• TASK TO CARRY OUT: How many lines in the records below contain the word "name"? Answer with the number alone.

• DATA SHOWN:
[Begin]

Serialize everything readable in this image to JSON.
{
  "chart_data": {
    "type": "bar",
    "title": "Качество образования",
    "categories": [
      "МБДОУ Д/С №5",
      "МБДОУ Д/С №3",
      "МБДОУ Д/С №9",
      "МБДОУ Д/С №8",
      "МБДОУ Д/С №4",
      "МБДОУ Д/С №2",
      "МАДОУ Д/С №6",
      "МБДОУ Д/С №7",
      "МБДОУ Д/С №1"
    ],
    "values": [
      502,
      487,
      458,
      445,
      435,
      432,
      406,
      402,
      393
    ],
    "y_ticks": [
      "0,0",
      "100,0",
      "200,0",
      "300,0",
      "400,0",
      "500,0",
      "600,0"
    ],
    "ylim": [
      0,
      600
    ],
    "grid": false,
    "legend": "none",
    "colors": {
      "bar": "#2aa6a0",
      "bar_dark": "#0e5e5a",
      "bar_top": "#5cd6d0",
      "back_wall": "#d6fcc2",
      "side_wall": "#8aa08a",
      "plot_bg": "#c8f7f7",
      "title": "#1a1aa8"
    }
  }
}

[End]
[Begin]

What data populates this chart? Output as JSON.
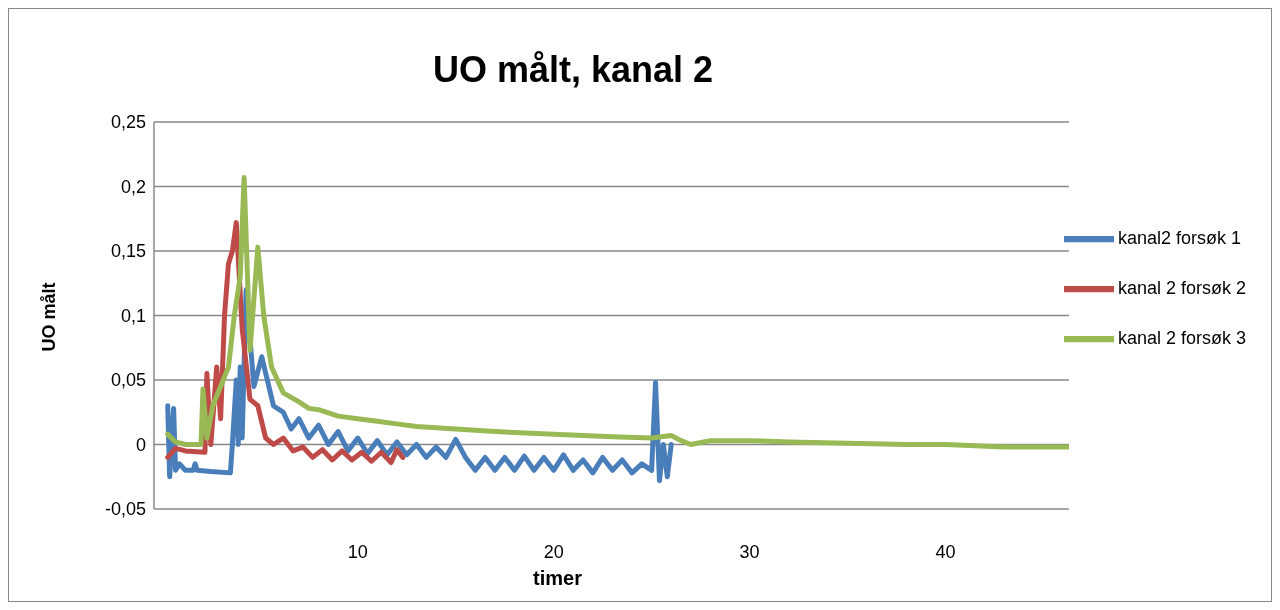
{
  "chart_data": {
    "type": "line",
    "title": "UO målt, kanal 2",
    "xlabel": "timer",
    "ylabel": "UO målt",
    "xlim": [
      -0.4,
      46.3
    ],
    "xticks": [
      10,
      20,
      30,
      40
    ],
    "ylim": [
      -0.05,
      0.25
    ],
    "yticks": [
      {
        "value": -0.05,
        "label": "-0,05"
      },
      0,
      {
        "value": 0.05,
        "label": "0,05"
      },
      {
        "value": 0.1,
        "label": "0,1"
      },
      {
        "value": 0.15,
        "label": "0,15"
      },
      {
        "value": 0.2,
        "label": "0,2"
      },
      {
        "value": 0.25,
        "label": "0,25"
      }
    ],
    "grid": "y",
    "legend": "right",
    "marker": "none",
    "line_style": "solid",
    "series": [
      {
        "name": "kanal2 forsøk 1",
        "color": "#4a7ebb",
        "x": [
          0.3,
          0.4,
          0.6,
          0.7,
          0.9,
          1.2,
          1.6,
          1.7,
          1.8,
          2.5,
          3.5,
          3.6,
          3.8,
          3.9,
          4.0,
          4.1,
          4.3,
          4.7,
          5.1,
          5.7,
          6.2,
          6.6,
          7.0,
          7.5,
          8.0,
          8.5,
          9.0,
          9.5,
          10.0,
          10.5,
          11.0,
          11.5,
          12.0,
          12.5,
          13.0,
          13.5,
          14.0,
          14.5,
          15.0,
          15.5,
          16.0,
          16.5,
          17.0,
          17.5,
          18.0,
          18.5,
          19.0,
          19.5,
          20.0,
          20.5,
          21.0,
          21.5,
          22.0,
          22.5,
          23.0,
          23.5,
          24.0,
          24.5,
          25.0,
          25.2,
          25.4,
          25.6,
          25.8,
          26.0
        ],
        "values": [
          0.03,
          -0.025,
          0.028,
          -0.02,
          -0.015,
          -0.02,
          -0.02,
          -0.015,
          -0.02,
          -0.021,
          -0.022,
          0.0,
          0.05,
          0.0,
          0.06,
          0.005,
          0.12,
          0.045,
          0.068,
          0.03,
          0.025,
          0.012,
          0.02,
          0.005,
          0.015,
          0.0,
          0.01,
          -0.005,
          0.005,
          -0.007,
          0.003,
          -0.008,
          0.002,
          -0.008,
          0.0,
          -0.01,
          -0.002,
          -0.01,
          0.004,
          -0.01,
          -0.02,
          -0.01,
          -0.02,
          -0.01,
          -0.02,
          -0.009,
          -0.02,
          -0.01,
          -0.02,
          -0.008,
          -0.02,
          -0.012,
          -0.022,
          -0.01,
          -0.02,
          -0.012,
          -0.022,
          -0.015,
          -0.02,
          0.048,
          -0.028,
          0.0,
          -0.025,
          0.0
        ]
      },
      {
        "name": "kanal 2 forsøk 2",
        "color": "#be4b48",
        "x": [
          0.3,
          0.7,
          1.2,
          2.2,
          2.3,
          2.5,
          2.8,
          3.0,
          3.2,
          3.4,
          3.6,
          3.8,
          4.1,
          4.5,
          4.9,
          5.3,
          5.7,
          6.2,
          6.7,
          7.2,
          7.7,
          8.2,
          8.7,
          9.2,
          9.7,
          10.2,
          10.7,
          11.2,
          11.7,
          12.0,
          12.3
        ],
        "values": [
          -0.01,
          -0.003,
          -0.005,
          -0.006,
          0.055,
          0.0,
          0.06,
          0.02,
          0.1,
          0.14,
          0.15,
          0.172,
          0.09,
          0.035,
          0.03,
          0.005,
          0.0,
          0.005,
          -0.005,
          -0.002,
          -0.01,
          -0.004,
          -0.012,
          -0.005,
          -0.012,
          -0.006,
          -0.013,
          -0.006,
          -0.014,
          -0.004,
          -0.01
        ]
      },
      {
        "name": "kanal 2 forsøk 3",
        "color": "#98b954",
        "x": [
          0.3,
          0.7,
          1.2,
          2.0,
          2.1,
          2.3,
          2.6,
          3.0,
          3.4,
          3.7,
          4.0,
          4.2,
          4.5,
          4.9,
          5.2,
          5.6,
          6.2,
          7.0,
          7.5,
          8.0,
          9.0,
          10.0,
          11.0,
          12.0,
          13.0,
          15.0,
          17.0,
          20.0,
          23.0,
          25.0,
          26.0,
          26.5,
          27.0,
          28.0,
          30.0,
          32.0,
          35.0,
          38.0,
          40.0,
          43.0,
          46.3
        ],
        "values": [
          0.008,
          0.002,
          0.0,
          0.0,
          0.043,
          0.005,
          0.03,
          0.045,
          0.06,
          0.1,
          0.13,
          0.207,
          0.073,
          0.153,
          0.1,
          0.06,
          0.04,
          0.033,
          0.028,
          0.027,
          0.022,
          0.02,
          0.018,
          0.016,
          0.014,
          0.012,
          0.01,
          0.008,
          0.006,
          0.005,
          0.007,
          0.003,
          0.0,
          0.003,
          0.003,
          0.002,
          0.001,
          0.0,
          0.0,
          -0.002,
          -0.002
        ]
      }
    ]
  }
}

[End]

• SOLUTION FOR THIS EXERCISE: 3